_Source document:_
** Start **

A crotchet this, perhaps, of my own; but it is my feeling, nevertheless. The Renaissance is, I say again, no period out of which we must try and evoke ghostly companions. Let us not waste our strength in seeking to do so; but be satisfied if it teaches us strange truths, scientific and practical; if its brilliant and solemn personalities, its bright and majestic art can give us pleasure; if its evils and wrongs, its inevitable degradation, can move us to pity and to indignation.

Siena, _September_, 1882.

THE SACRIFICE.

Ihr führt ins Leben uns hinein; Ihr lässt den armen schuldig werden; Dann übergiebt Ihr ihm der Pein, Denn alle Schuld rächt sich auf Erden.

At the end of the fifteenth century, Italy was the centre of European civilization: while the other nations were still plunged in a feudal barbarism which seems almost as far removed from all our sympathies as is the condition of some American or Polynesian savages, the Italians appear to us as possessing habits of thought, a mode of life, political, social, and literary institutions, not unlike those of to-day; as men whom we can thoroughly understand, whose ideas and aims, whose general views, resemble our own in that main, indefinable characteristic of being modern. They had shaken off the morbid monastic ways of feeling, they had thrown aside the crooked scholastic modes of thinking, they had trampled under foot the feudal institutions of the Middle Ages; no symbolical mists made them see things vague, strange, and distorted; their intellectual atmosphere was as clear as our own, and, if they saw less than we do, what they did see appeared to them in its true shape and proportions. Almost for the first time since the ruin of antique civilization, they could show well-organized, well-defined States; artistically disciplined armies; rationally devised laws; scientifically conducted agriculture; and widely extended, intelligently undertaken commerce. For the first time, also, they showed regularly built, healthy, and commodious towns; well-drained fields; and, more important than all, hundreds of miles of country owned not by feudal lords, but by citizens; cultivated not by serfs, but by free peasants. While in the rest of Europe men were floundering among the stagnant ideas and crumbling institutions of the effete Middle Ages, with but a vague half-consciousness of their own nature, the Italians walked calmly through a life as well arranged as their great towns, bold, inquisitive, and sceptical: modern administrators, modern soldiers, modern politicians, modern financiers, scholars, and thinkers. Towards the end of the fifteenth century, Italy seemed to have obtained the philosophic, literary, and artistic inheritance of Greece; the administrative, legal, and military inheritance of Rome, increased threefold by her own strong, original, essentially modern activities.

** End **

_Written problem A:_ Repeat word for word the part of the Renaissance essay starting at "A crotchet this, perhaps, of" and ending at "sich auf Erden.".

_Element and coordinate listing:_
** Start **

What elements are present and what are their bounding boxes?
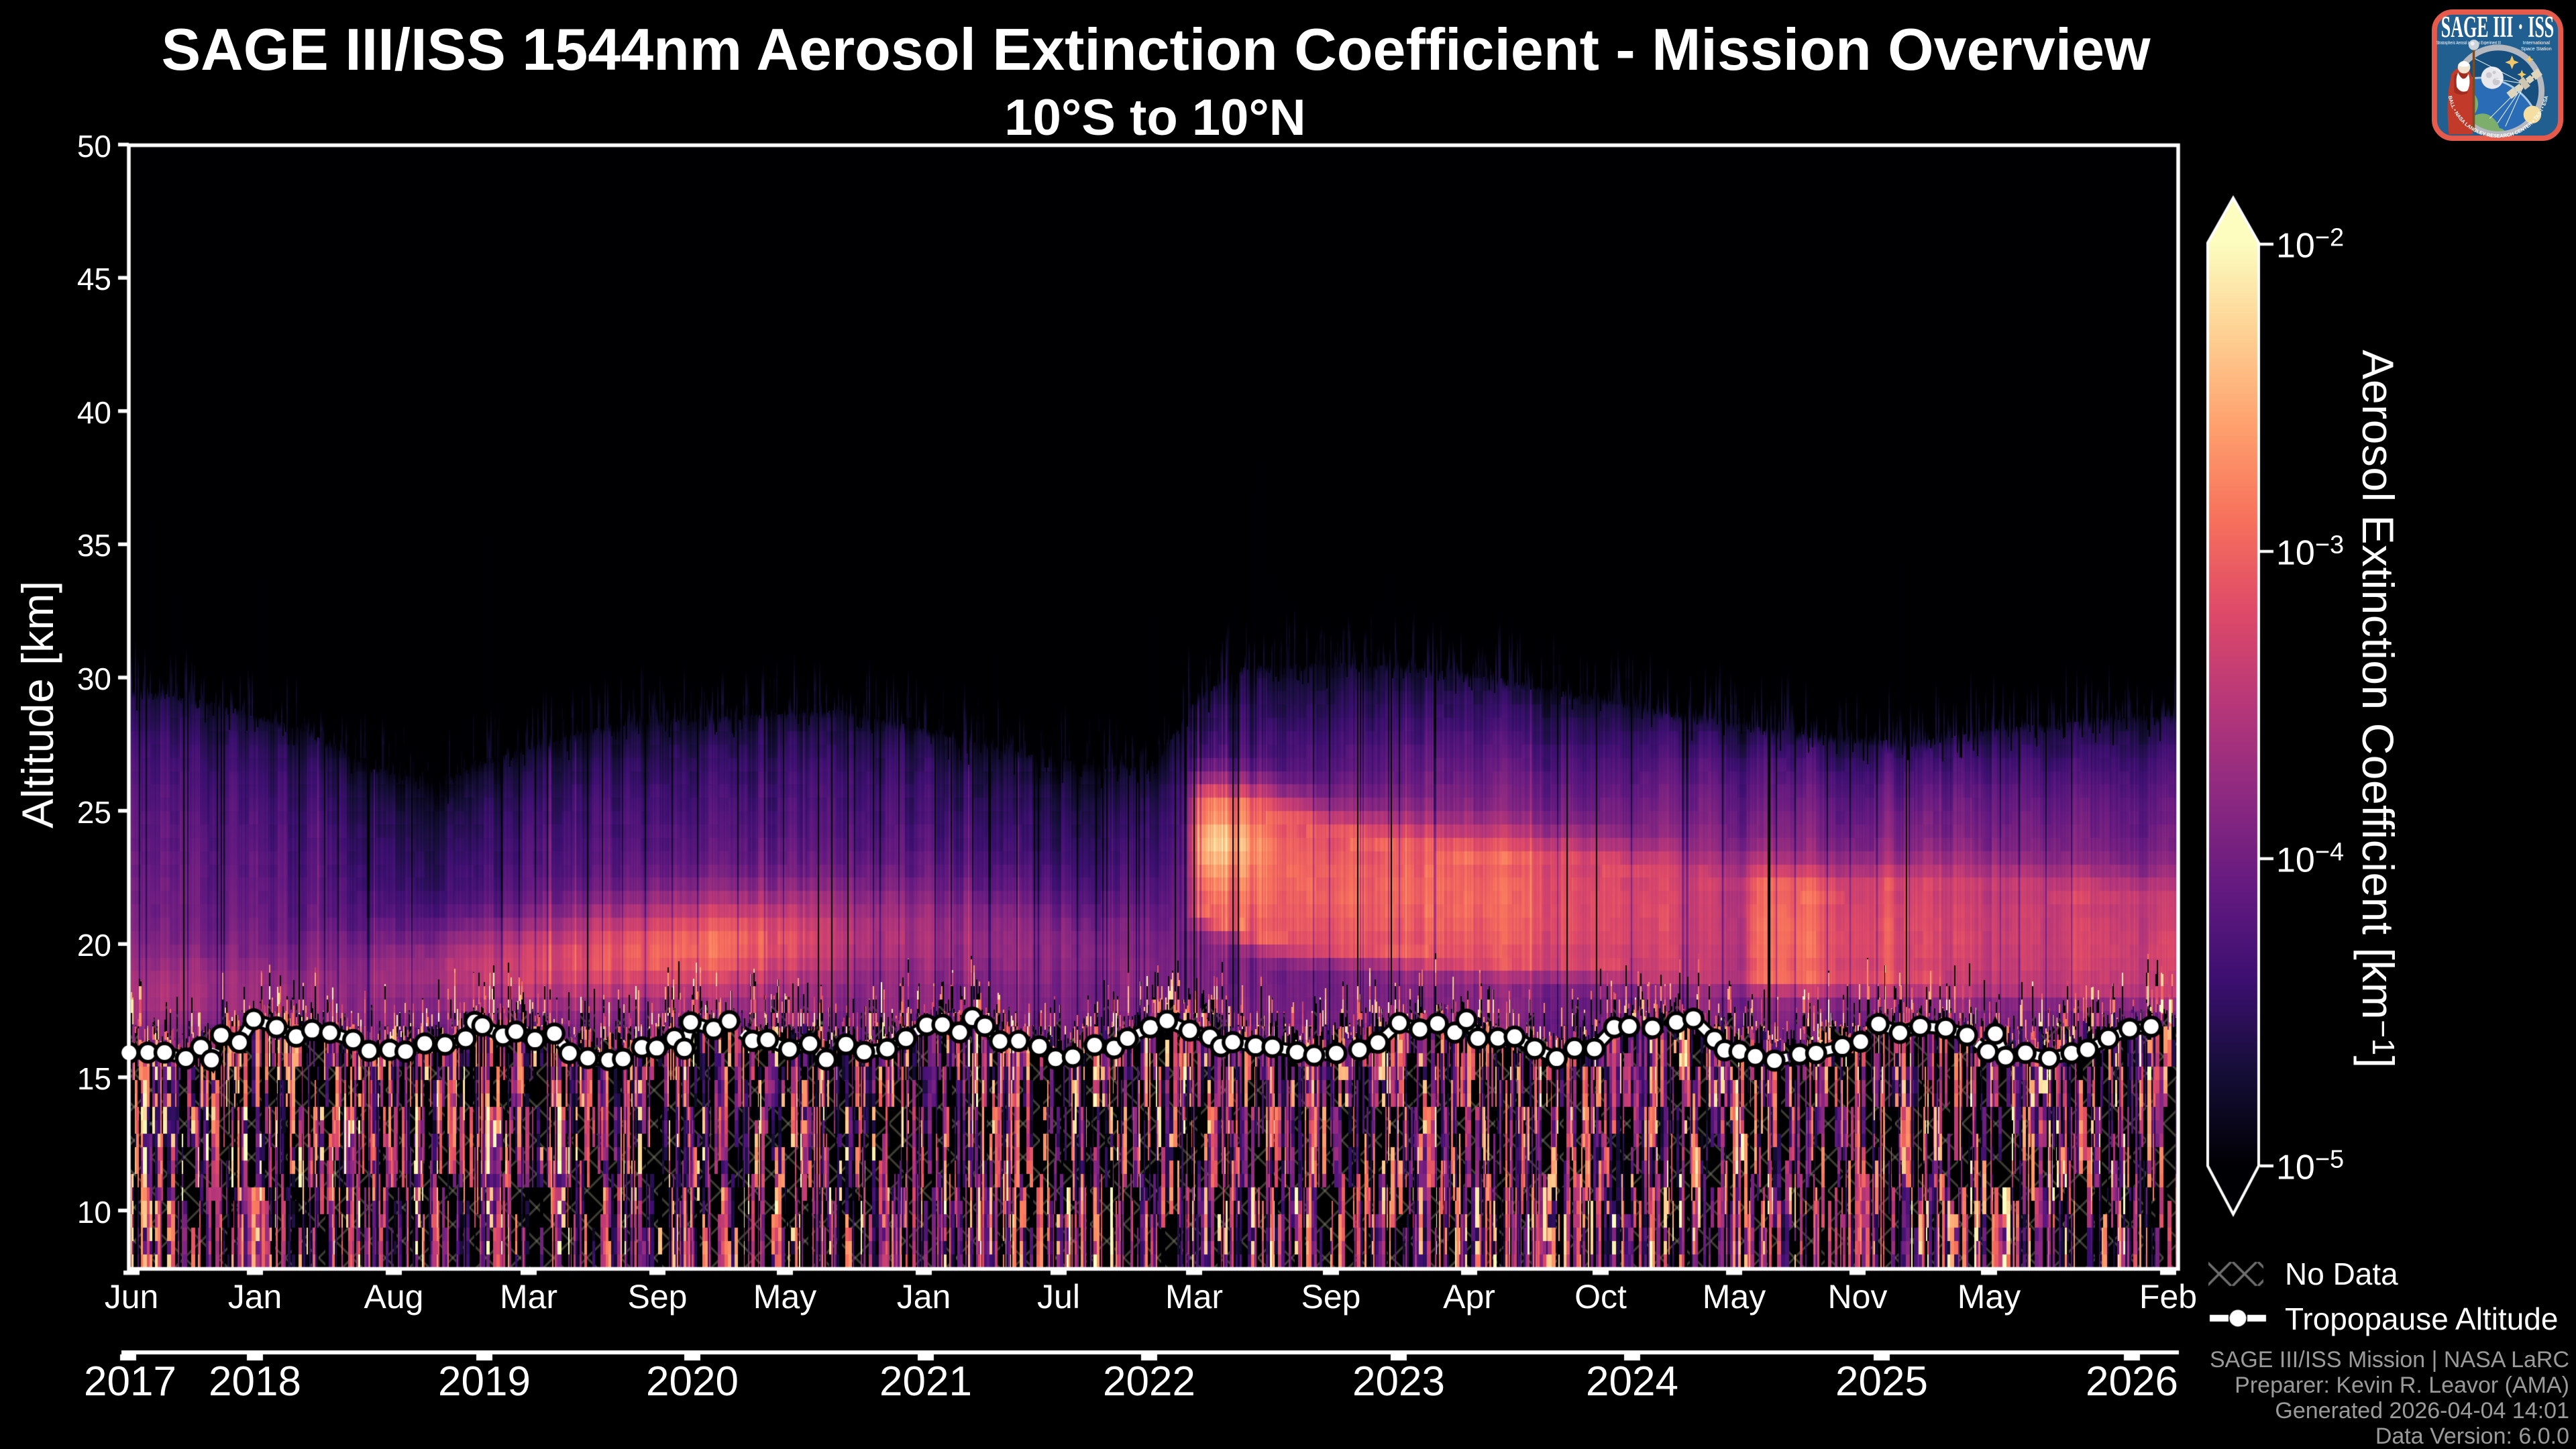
- svg-text:Space Station: Space Station: [2521, 46, 2552, 52]
- svg-text:SAGE III · ISS: SAGE III · ISS: [2441, 10, 2555, 44]
- svg-text:International: International: [2523, 40, 2551, 46]
- svg-text:Stratospheric Aerosol and Gas: Stratospheric Aerosol and Gas Experiment…: [2436, 41, 2501, 46]
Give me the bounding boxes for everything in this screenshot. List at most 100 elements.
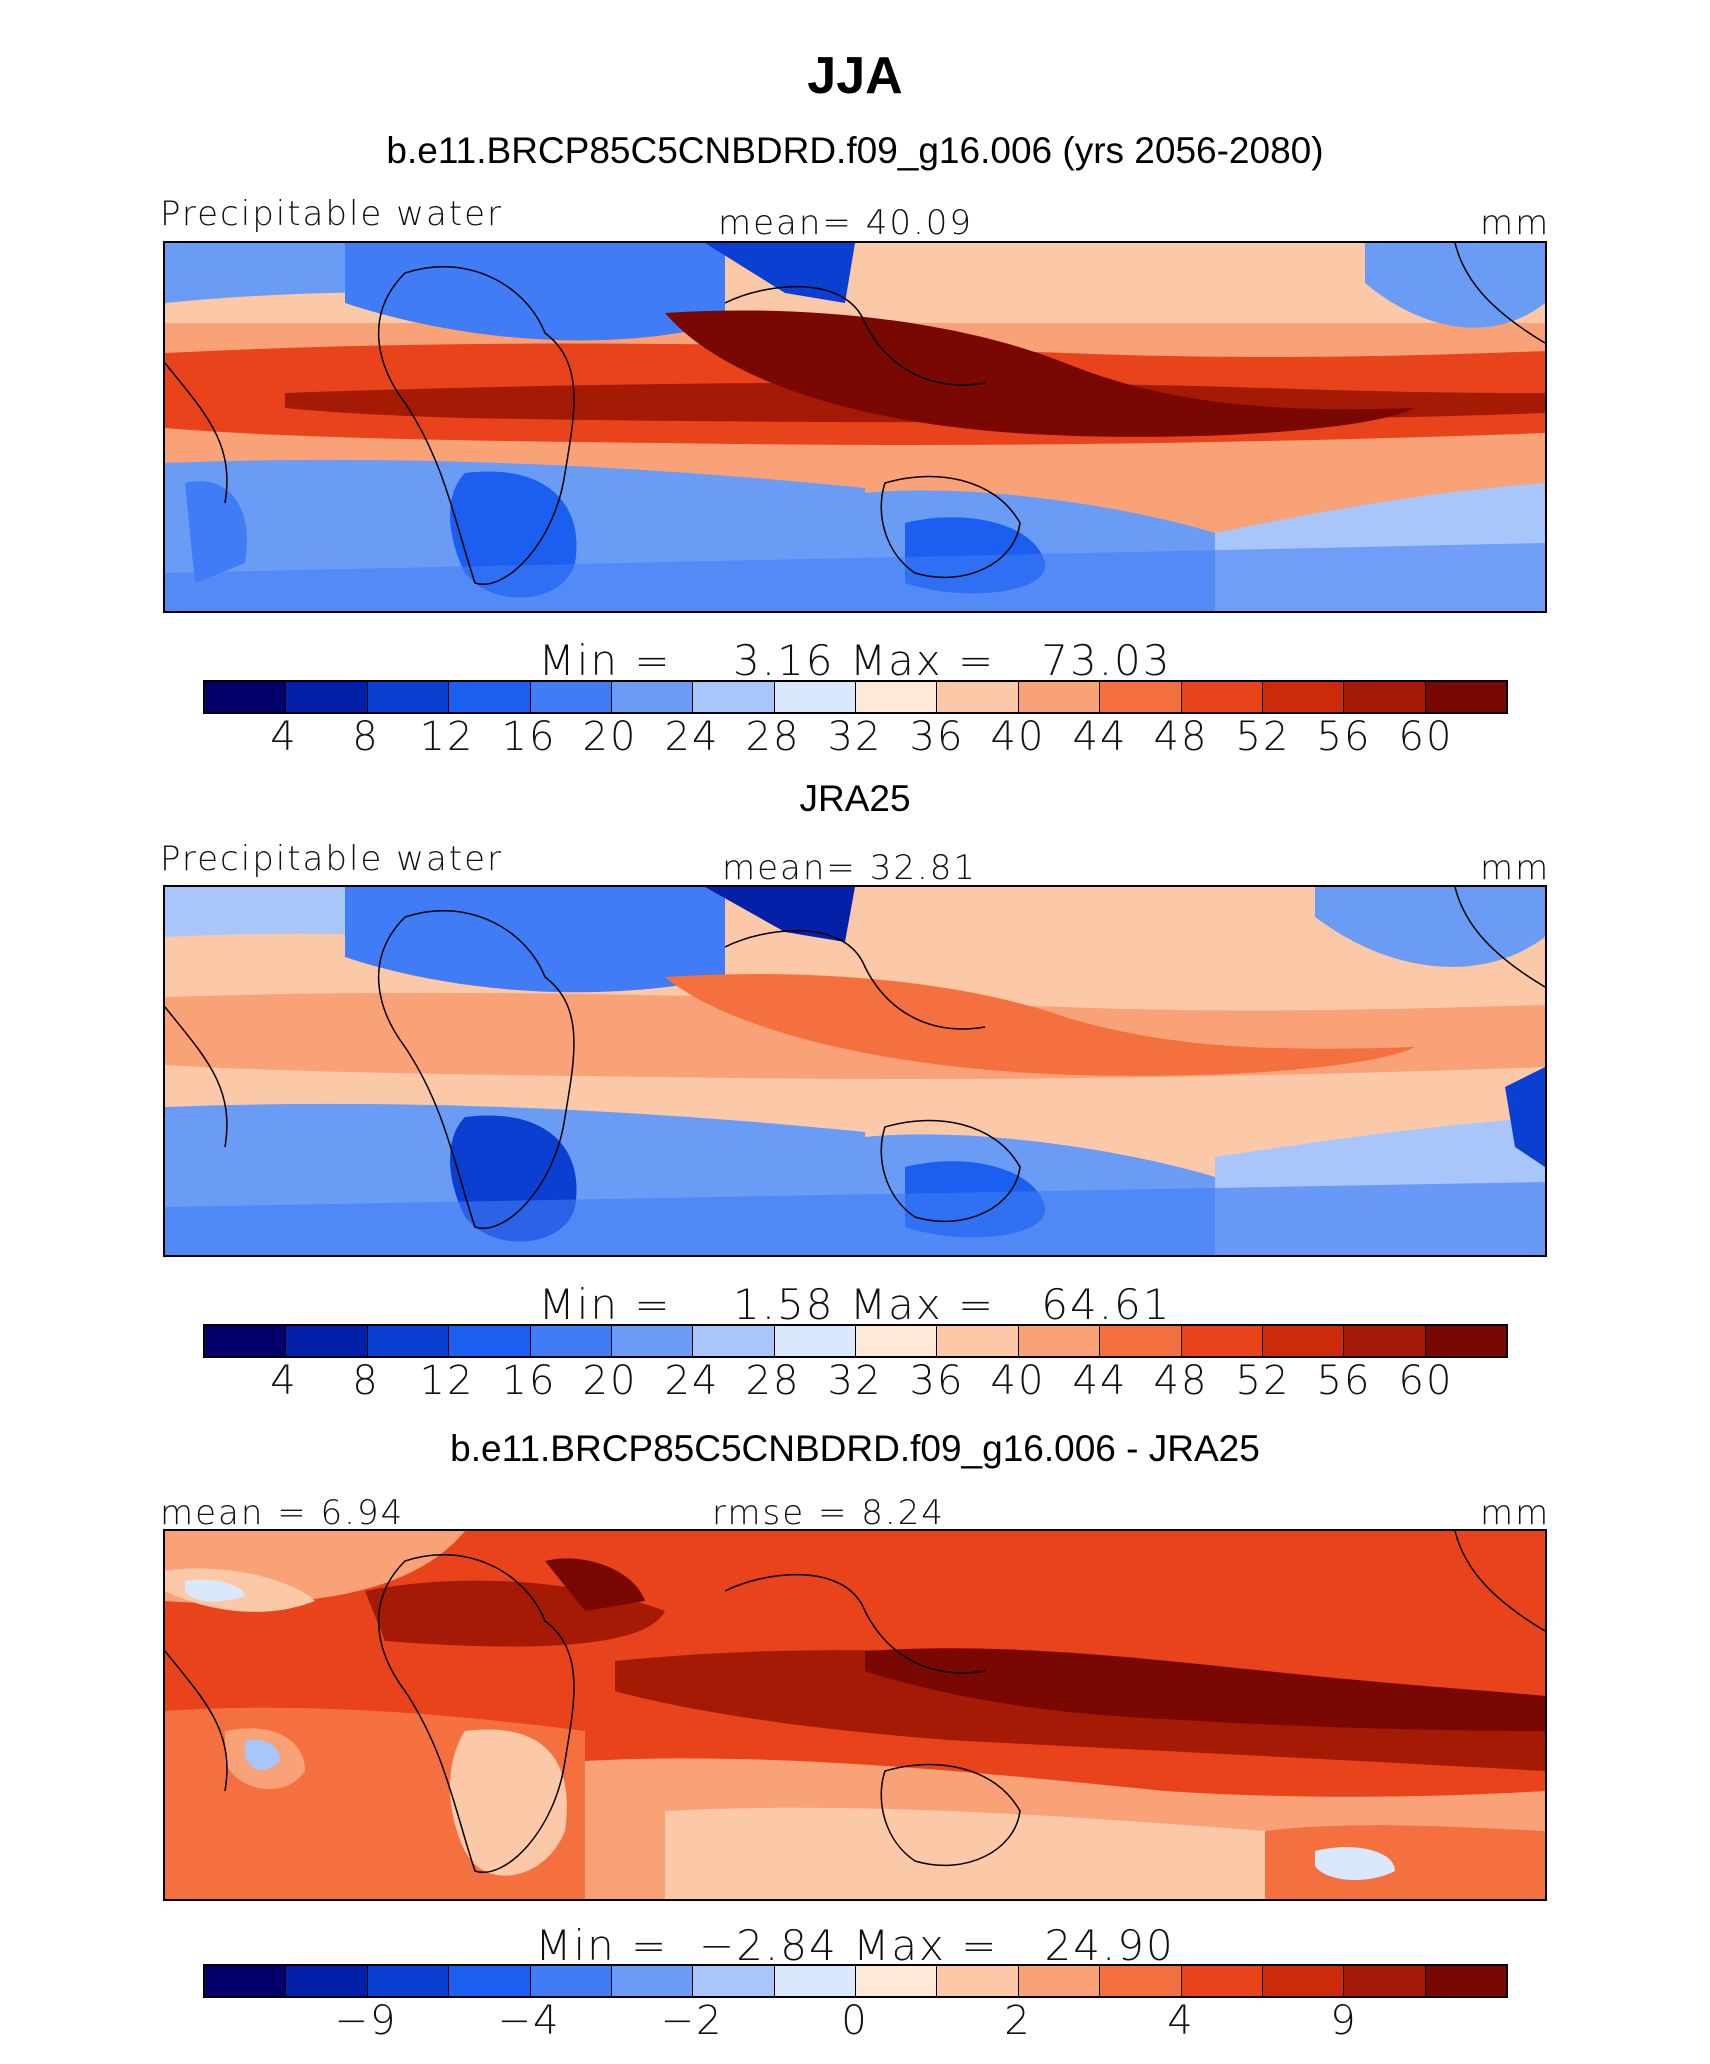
- colorbar-box: [1100, 1966, 1182, 1996]
- colorbar-box: [1344, 1326, 1426, 1356]
- colorbar-tick: 4: [270, 1358, 298, 1404]
- colorbar-box: [530, 1326, 612, 1356]
- colorbar-tick: 48: [1153, 714, 1209, 760]
- colorbar-tick: 20: [582, 714, 638, 760]
- colorbar-box: [611, 682, 694, 712]
- colorbar-box: [205, 1966, 287, 1996]
- colorbar-tick: 4: [270, 714, 298, 760]
- colorbar-tick: 44: [1072, 1358, 1128, 1404]
- colorbar-box: [530, 682, 612, 712]
- colorbar-tick: 2: [1004, 1998, 1032, 2044]
- colorbar-tick: 60: [1398, 1358, 1454, 1404]
- colorbar-box: [1181, 1326, 1263, 1356]
- colorbar-box: [530, 1966, 612, 1996]
- colorbar-tick: 36: [909, 1358, 965, 1404]
- colorbar-box: [611, 1966, 694, 1996]
- colorbar-tick: 24: [664, 1358, 720, 1404]
- colorbar-box: [693, 1966, 775, 1996]
- panel-2-variable-label: Precipitable water: [160, 839, 504, 879]
- colorbar-box: [1344, 1966, 1426, 1996]
- colorbar-box: [286, 1966, 368, 1996]
- colorbar-box: [449, 1966, 531, 1996]
- panel-3-map: [163, 1529, 1547, 1901]
- colorbar-box: [1425, 1326, 1506, 1356]
- panel-1-minmax: Min = 3.16 Max = 73.03: [538, 636, 1172, 685]
- colorbar-box: [937, 682, 1019, 712]
- colorbar-box: [286, 682, 368, 712]
- colorbar-box: [205, 1326, 287, 1356]
- colorbar-box: [367, 682, 450, 712]
- colorbar-tick: 40: [990, 1358, 1046, 1404]
- colorbar-tick: 8: [352, 714, 380, 760]
- panel-1-variable-label: Precipitable water: [160, 194, 504, 234]
- panel-3-contour-field: [165, 1531, 1545, 1899]
- colorbar-box: [774, 1326, 856, 1356]
- colorbar-box: [1262, 1326, 1345, 1356]
- colorbar-box: [774, 682, 856, 712]
- colorbar-box: [937, 1966, 1019, 1996]
- colorbar-tick: 4: [1167, 1998, 1195, 2044]
- colorbar-box: [693, 682, 775, 712]
- colorbar-tick: 12: [419, 714, 475, 760]
- colorbar-box: [1100, 682, 1182, 712]
- panel-3-mean-label: mean = 6.94: [160, 1493, 405, 1533]
- colorbar-tick: 0: [841, 1998, 869, 2044]
- panel-2-minmax: Min = 1.58 Max = 64.61: [538, 1280, 1172, 1329]
- panel-1-map: [163, 241, 1547, 613]
- colorbar-box: [856, 682, 938, 712]
- colorbar-box: [1262, 1966, 1345, 1996]
- panel-2-map: [163, 885, 1547, 1257]
- colorbar-tick: 40: [990, 714, 1046, 760]
- colorbar-tick: 20: [582, 1358, 638, 1404]
- colorbar-tick: 44: [1072, 714, 1128, 760]
- colorbar-box: [611, 1326, 694, 1356]
- colorbar-box: [1018, 682, 1101, 712]
- colorbar-box: [693, 1326, 775, 1356]
- colorbar-box: [1344, 682, 1426, 712]
- colorbar-box: [1181, 1966, 1263, 1996]
- panel-3-minmax: Min = −2.84 Max = 24.90: [535, 1921, 1175, 1970]
- colorbar-tick: 9: [1330, 1998, 1358, 2044]
- colorbar-tick: 52: [1235, 1358, 1291, 1404]
- colorbar-box: [774, 1966, 856, 1996]
- panel-1-units-label: mm: [1480, 203, 1551, 243]
- colorbar-tick: −4: [497, 1998, 561, 2044]
- colorbar-box: [856, 1326, 938, 1356]
- panel-3-units-label: mm: [1480, 1493, 1551, 1533]
- colorbar-tick: −2: [660, 1998, 724, 2044]
- colorbar-tick: 60: [1398, 714, 1454, 760]
- colorbar-tick: 36: [909, 714, 965, 760]
- panel-3-colorbar: [203, 1964, 1508, 1998]
- colorbar-tick: −9: [334, 1998, 398, 2044]
- panel-2-subtitle: JRA25: [799, 778, 911, 819]
- colorbar-tick: 28: [745, 1358, 801, 1404]
- colorbar-tick: 56: [1316, 714, 1372, 760]
- colorbar-tick: 32: [827, 1358, 883, 1404]
- panel-2-units-label: mm: [1480, 848, 1551, 888]
- colorbar-box: [449, 1326, 531, 1356]
- colorbar-tick: 52: [1235, 714, 1291, 760]
- colorbar-tick: 16: [501, 714, 557, 760]
- colorbar-box: [205, 682, 287, 712]
- colorbar-box: [1425, 1966, 1506, 1996]
- colorbar-box: [367, 1326, 450, 1356]
- colorbar-box: [1262, 682, 1345, 712]
- colorbar-box: [1181, 682, 1263, 712]
- panel-1-subtitle: b.e11.BRCP85C5CNBDRD.f09_g16.006 (yrs 20…: [386, 130, 1324, 171]
- panel-2-mean-label: mean= 32.81: [722, 848, 978, 888]
- colorbar-box: [367, 1966, 450, 1996]
- colorbar-box: [856, 1966, 938, 1996]
- panel-2-colorbar: [203, 1324, 1508, 1358]
- colorbar-tick: 48: [1153, 1358, 1209, 1404]
- colorbar-tick: 28: [745, 714, 801, 760]
- panel-1-contour-field: [165, 243, 1545, 611]
- colorbar-tick: 16: [501, 1358, 557, 1404]
- panel-1-mean-label: mean= 40.09: [718, 203, 974, 243]
- panel-3-rmse-label: rmse = 8.24: [712, 1493, 945, 1533]
- colorbar-box: [1018, 1326, 1101, 1356]
- panel-1-colorbar: [203, 680, 1508, 714]
- panel-2-contour-field: [165, 887, 1545, 1255]
- colorbar-box: [1425, 682, 1506, 712]
- colorbar-tick: 12: [419, 1358, 475, 1404]
- colorbar-tick: 32: [827, 714, 883, 760]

** End **

_Written problem B:_ Reproduce, without any change, the lines of the listing starting at the line containing "- colorbar-box: [1100, 1966, 1182, 1996]" and ending at the line containing "- colorbar-tick: 4: [270, 714, 298, 760]", with both of those lines included.

_Answer A:_
A crotchet this, perhaps, of my own; but it is my feeling, nevertheless. The Renaissance is, I say again, no period out of which we must try and evoke ghostly companions. Let us not waste our strength in seeking to do so; but be satisfied if it teaches us strange truths, scientific and practical; if its brilliant and solemn personalities, its bright and majestic art can give us pleasure; if its evils and wrongs, its inevitable degradation, can move us to pity and to indignation.

Siena, _September_, 1882.

THE SACRIFICE.

Ihr führt ins Leben uns hinein; Ihr lässt den armen schuldig werden; Dann übergiebt Ihr ihm der Pein, Denn alle Schuld rächt sich auf Erden.

_Answer B:_
- colorbar-box: [1100, 1966, 1182, 1996]
- colorbar-box: [1344, 1326, 1426, 1356]
- colorbar-tick: 4: [270, 1358, 298, 1404]
- colorbar-box: [530, 1326, 612, 1356]
- colorbar-tick: 48: [1153, 714, 1209, 760]
- colorbar-tick: 20: [582, 714, 638, 760]
- colorbar-box: [611, 682, 694, 712]
- colorbar-box: [205, 1966, 287, 1996]
- colorbar-tick: 4: [270, 714, 298, 760]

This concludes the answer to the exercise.